··· Excerpt provided ···

Reporter: Why do you think they chose you? Do you assume there’s some connection to New Brighton?
Celeste: I don’t know, I mean, I know about as much as you right now, and, um, you know, since no one’s coming forward and saying, “Hey, we did this,” I’d prefer not to speculate. But if they did choose this disguise on purpose, I guess that it’s because they don’t like that I’m a woman, or maybe they don’t like that I’m a successful woman. Maybe they don’t like that I had a kid when I was a kid. Maybe they think I’m a floozy. But, hey, maybe you guys think that too. I mean, the way I’ve chosen to live my life goes against some people’s views on things.


The Manager: Do you actually believe the weird shit you said up there?
Celeste: They wanted a show, I gave them a show.


The Journalist: I know we were just asked not to talk about today’s attack, but, um, I can’t help but let it contextualize my next question.
Celeste: Okay.
The Journalist: Okay. Uh, you know, it just got me thinking, do you feel that there has been a shift in the culture, where nihilist radical groups like this are increasingly keen on being perceived as superstars themselves?
Celeste: I mean, who cares? I was hesitant to even make a statement today, because all these ultra-violent thugs want is to make headlines. I mean, if everyone stopped paying attention to them, they’d cease to exist. So would people like me, I guess, But that’s the only link I can really think of between me and them. I couldn’t just ignore the casualties though. It makes me sick.


The Journalist: I guess, uh, from the public’s perspective, this has been a, I guess, emotional few years for you, bizarre events today very much included. Can you shed any light on the significance of these upcoming arena performances for you personally? You’re kicking things off in your hometown.
Celeste: This is a culmination of my life’s work so far. You know, we worked on it for two years before bringing it to the public.
The Journalist: Why two years?
Celeste: Well, the year before that, I was under a lot of stress after my accident. And it’s an expensive show to put on. I wanted to make sure all the best people became available. I wanted all my best dancers back.
The Journalist: With the decision to kick things off in New Brighton, you must have considered the event like a homecoming resurgence since the accident and the arrest for, uh, causing serious injury by dangerous driving?
Celeste: Injury, not serious injury. And I never stopped making music, so I don’t consider it a resurgence. You know, I just wanted a place to channel all that anxiety and suffering into something tangible, something positive.
The Journalist: Mm-hmm. Well, then can you shed any light on why that case was abruptly dropped?
Celeste: I see what you’re doing.
The Journalist: Well, you brought it up.
Celeste: I’m not going to say abruptly anything, okay?

···

## Tasks and exercises
• a. In the interview excerpt, how long does Celeste say they worked on the show before bringing it to the public?
• b. Duplicate the interview excerpt starting at the words "The Manager: Do" and stopping after the words "makes me sick.".

··· Information given ···

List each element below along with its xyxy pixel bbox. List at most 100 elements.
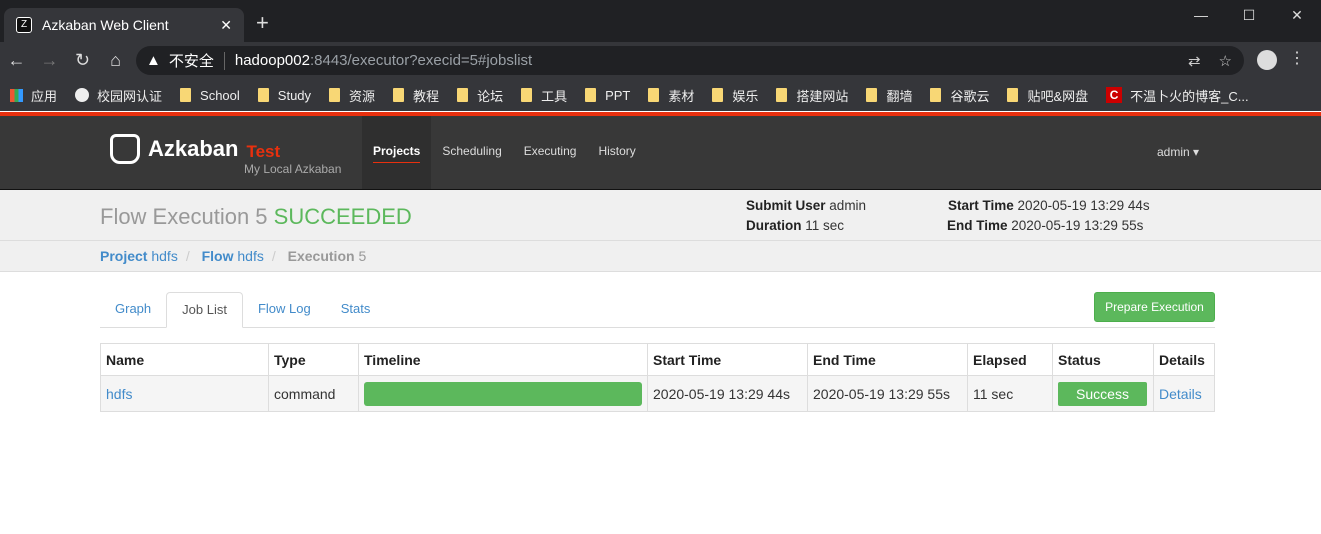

···
··· Information given ···

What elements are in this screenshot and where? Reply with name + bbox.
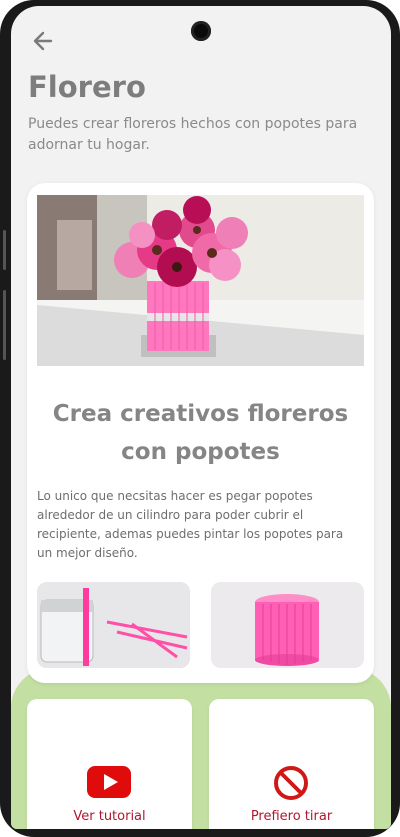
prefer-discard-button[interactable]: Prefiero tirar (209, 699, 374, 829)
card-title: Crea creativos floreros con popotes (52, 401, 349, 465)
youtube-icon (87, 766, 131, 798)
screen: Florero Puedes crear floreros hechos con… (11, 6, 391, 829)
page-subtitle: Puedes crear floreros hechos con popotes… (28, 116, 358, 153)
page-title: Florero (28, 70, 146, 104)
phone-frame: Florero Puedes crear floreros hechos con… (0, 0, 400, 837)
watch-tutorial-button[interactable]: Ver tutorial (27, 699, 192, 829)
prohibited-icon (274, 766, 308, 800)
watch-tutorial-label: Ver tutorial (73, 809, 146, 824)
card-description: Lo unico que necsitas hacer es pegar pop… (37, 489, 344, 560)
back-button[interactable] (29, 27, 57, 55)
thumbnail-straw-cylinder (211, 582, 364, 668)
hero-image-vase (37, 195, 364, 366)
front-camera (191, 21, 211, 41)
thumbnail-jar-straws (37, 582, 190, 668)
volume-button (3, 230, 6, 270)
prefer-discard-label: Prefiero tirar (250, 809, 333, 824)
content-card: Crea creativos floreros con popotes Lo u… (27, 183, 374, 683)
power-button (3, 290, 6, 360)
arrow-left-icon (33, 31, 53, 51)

···
··· Information given ···

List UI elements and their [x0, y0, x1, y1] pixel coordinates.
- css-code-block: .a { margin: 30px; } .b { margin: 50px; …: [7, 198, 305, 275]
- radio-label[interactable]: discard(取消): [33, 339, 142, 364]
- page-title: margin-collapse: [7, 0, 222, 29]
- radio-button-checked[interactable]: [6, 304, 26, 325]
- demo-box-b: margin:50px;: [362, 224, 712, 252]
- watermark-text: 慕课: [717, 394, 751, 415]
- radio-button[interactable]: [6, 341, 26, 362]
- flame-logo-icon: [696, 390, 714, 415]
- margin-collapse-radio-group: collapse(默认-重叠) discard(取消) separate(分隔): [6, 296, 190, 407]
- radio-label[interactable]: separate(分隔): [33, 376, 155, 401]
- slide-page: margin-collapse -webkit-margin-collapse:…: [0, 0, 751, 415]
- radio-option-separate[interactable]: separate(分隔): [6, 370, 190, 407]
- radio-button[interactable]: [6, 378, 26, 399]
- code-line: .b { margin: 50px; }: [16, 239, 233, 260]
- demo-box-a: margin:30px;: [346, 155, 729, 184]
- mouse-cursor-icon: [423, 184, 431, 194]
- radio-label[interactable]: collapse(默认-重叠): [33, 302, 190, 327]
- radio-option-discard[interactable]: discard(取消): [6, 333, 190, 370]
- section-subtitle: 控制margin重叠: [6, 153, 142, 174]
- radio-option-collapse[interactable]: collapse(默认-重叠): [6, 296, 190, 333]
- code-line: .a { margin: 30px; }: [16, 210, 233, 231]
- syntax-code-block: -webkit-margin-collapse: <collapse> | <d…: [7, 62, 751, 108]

···

## Expected answers
• a. Two years.

• b.
The Manager: Do you actually believe the weird shit you said up there?
Celeste: They wanted a show, I gave them a show.


The Journalist: I know we were just asked not to talk about today’s attack, but, um, I can’t help but let it contextualize my next question.
Celeste: Okay.
The Journalist: Okay. Uh, you know, it just got me thinking, do you feel that there has been a shift in the culture, where nihilist radical groups like this are increasingly keen on being perceived as superstars themselves?
Celeste: I mean, who cares? I was hesitant to even make a statement today, because all these ultra-violent thugs want is to make headlines. I mean, if everyone stopped paying attention to them, they’d cease to exist. So would people like me, I guess, But that’s the only link I can really think of between me and them. I couldn’t just ignore the casualties though. It makes me sick.